[Goal] Find and copy lines holding "کشورم".

[Stored records]
— start —
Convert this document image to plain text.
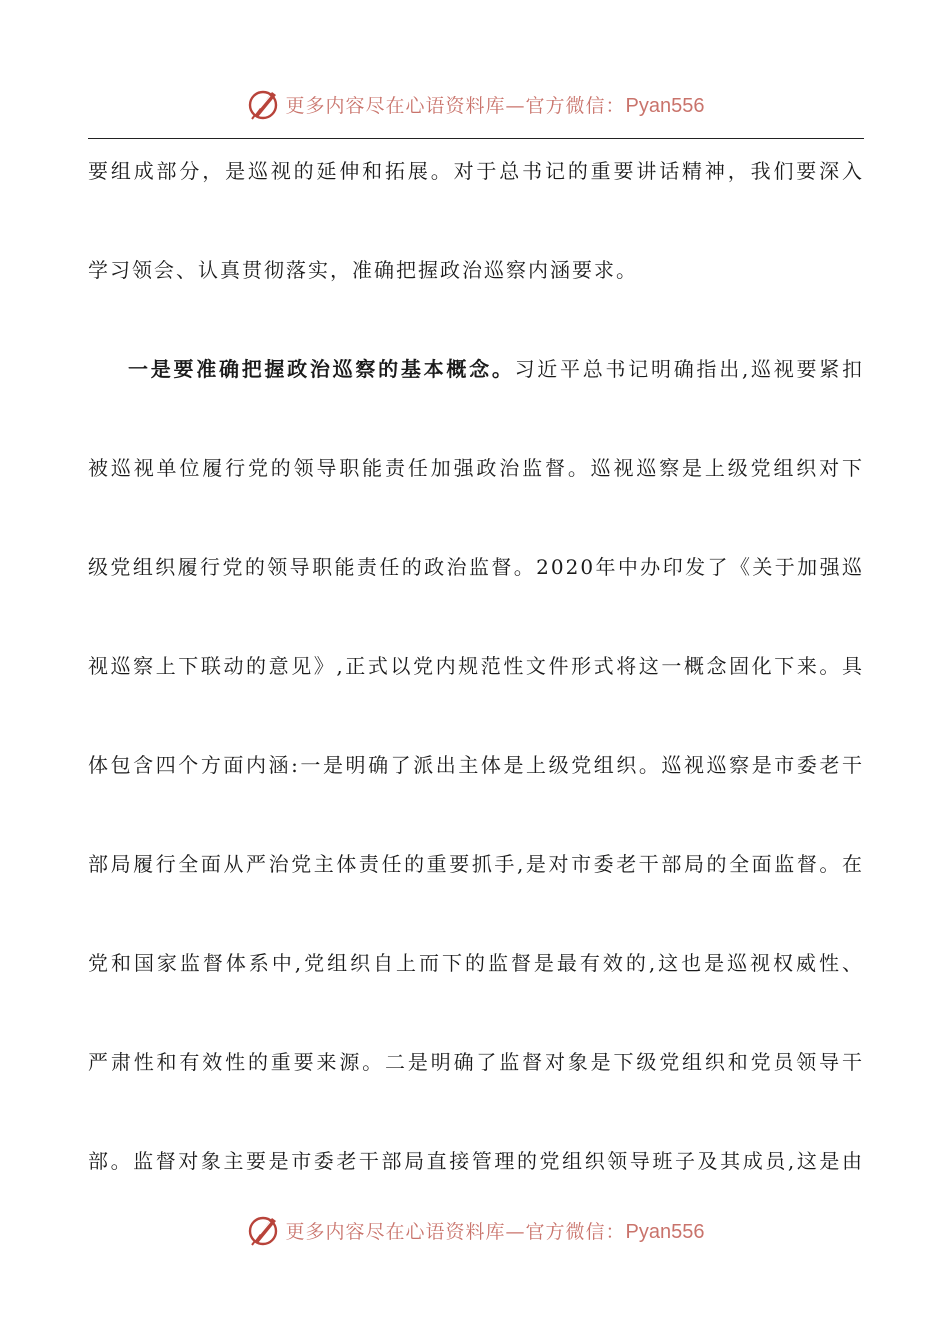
更多内容尽在心语资料库—官方微信：Pyan556
要组成部分，是巡视的延伸和拓展。对于总书记的重要讲话精神，我们要深入
学习领会、认真贯彻落实，准确把握政治巡察内涵要求。
一是要准确把握政治巡察的基本概念。习近平总书记明确指出,巡视要紧扣
被巡视单位履行党的领导职能责任加强政治监督。巡视巡察是上级党组织对下
级党组织履行党的领导职能责任的政治监督。2020年中办印发了《关于加强巡
视巡察上下联动的意见》,正式以党内规范性文件形式将这一概念固化下来。具
体包含四个方面内涵:一是明确了派出主体是上级党组织。巡视巡察是市委老干
部局履行全面从严治党主体责任的重要抓手,是对市委老干部局的全面监督。在
党和国家监督体系中,党组织自上而下的监督是最有效的,这也是巡视权威性、
严肃性和有效性的重要来源。二是明确了监督对象是下级党组织和党员领导干
部。监督对象主要是市委老干部局直接管理的党组织领导班子及其成员,这是由
更多内容尽在心语资料库—官方微信：Pyan556
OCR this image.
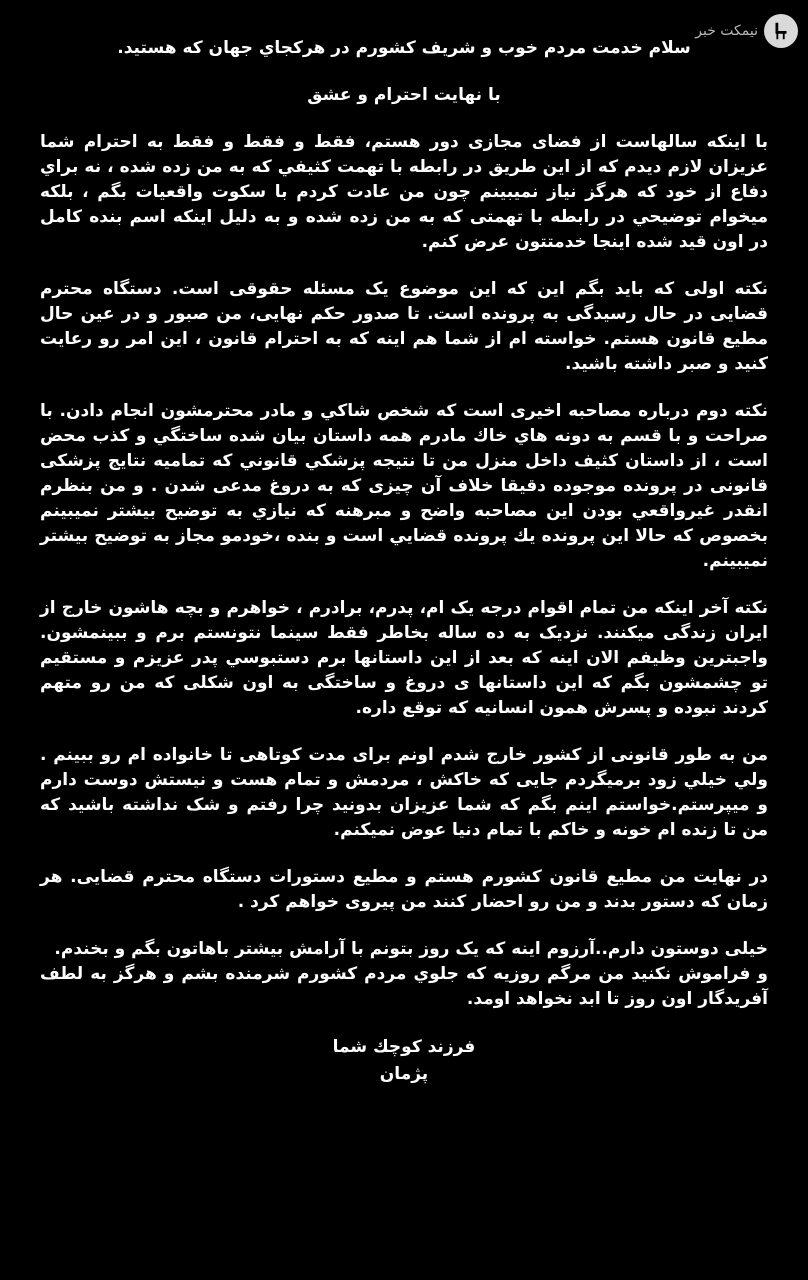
نیمکت خبر

سلام خدمت مردم خوب و شریف کشورم در هرکجاي جهان که هستید.

با نهایت احترام و عشق

با اینکه سالهاست از فضای مجازی دور هستم، فقط و فقط و فقط به احترام شما عزیزان لازم دیدم که از این طریق در رابطه با تهمت کثیفي که به من زده شده ، نه براي دفاع از خود که هرگز نیاز نمیبینم چون من عادت کردم با سکوت واقعیات بگم ، بلکه میخوام توضیحي در رابطه با تهمتی که به من زده شده و به دلیل اینکه اسم بنده کامل در اون قید شده اینجا خدمتتون عرض کنم.

نکته اولی که باید بگم این که این موضوع یک مسئله حقوقی است. دستگاه محترم قضایی در حال رسیدگی به پرونده است. تا صدور حکم نهایی، من صبور و در عین حال مطیع قانون هستم. خواسته ام از شما هم اینه که به احترام قانون ، این امر رو رعایت کنید و صبر داشته باشید.

نکته دوم درباره مصاحبه اخیری است که شخص شاکي و مادر محترمشون انجام دادن. با صراحت و با قسم به دونه هاي خاك مادرم همه داستان بیان شده ساختگي و کذب محض است ، از داستان کثیف داخل منزل من تا نتیجه پزشکي قانوني که تمامیه نتایج پزشکی قانونی در پرونده موجوده دقیقا خلاف آن چیزی که به دروغ مدعی شدن . و من بنظرم انقدر غیرواقعي بودن این مصاحبه واضح و مبرهنه که نیازي به توضیح بیشتر نمیبینم بخصوص که حالا این پرونده یك پرونده قضایي است و بنده ،خودمو مجاز به توضیح بیشتر نمیبینم.

نکته آخر اینکه من تمام اقوام درجه یک ام، پدرم، برادرم ، خواهرم و بچه هاشون خارج از ایران زندگی میکنند. نزدیک به ده ساله بخاطر فقط سینما نتونستم برم و ببینمشون. واجبترین وظیفم الان اینه که بعد از این داستانها برم دستبوسي پدر عزیزم و مستقیم تو چشمشون بگم که این داستانها ی دروغ و ساختگی به اون شکلی که من رو متهم کردند نبوده و پسرش همون انسانیه که توقع داره.

من به طور قانونی از کشور خارج شدم اونم برای مدت کوتاهی تا خانواده ام رو ببینم . ولي خیلي زود برمیگردم جایی که خاکش ، مردمش و تمام هست و نیستش دوست دارم و میپرستم.خواستم اینم بگم که شما عزیزان بدونید چرا رفتم و شک نداشته باشید که من تا زنده ام خونه و خاکم با تمام دنیا عوض نمیکنم.

در نهایت من مطیع قانون کشورم هستم و مطیع دستورات دستگاه محترم قضایی. هر زمان که دستور بدند و من رو احضار کنند من پیروی خواهم کرد .

خیلی دوستون دارم..آرزوم اینه که یک روز بتونم با آرامش بیشتر باهاتون بگم و بخندم.
و فراموش نکنید من مرگم روزیه که جلوي مردم کشورم شرمنده بشم و هرگز به لطف آفریدگار اون روز تا ابد نخواهد اومد.

فرزند کوچك شما
پژمان
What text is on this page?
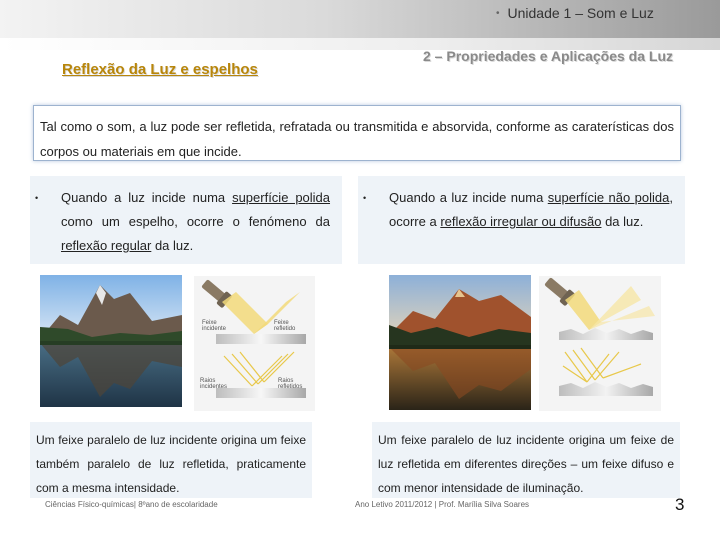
• Unidade 1 – Som e Luz
Reflexão da Luz e espelhos
2 – Propriedades e Aplicações da Luz
Tal como o som, a luz pode ser refletida, refratada ou transmitida e absorvida, conforme as caraterísticas dos corpos ou materiais em que incide.
• Quando a luz incide numa superfície polida como um espelho, ocorre o fenómeno da reflexão regular da luz.
• Quando a luz incide numa superfície não polida, ocorre a reflexão irregular ou difusão da luz.
Feixe incidente
Feixe refletido
Raios incidentes
Raios refletidos
Um feixe paralelo de luz incidente origina um feixe também paralelo de luz refletida, praticamente com a mesma intensidade.
Um feixe paralelo de luz incidente origina um feixe de luz refletida em diferentes direções – um feixe difuso e com menor intensidade de iluminação.
Ciências Físico-químicas| 8ºano de escolaridade	Ano Letivo 2011/2012 | Prof. Marília Silva Soares	3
— end —
[Solution to this exercise]
سلام خدمت مردم خوب و شریف کشورم در هرکجاي جهان که هستید.
در نهایت من مطیع قانون کشورم هستم و مطیع دستورات دستگاه محترم قضایی. هر زمان که دستور بدند و من رو احضار کنند من پیروی خواهم کرد .
و فراموش نکنید من مرگم روزیه که جلوي مردم کشورم شرمنده بشم و هرگز به لطف آفریدگار اون روز تا ابد نخواهد اومد.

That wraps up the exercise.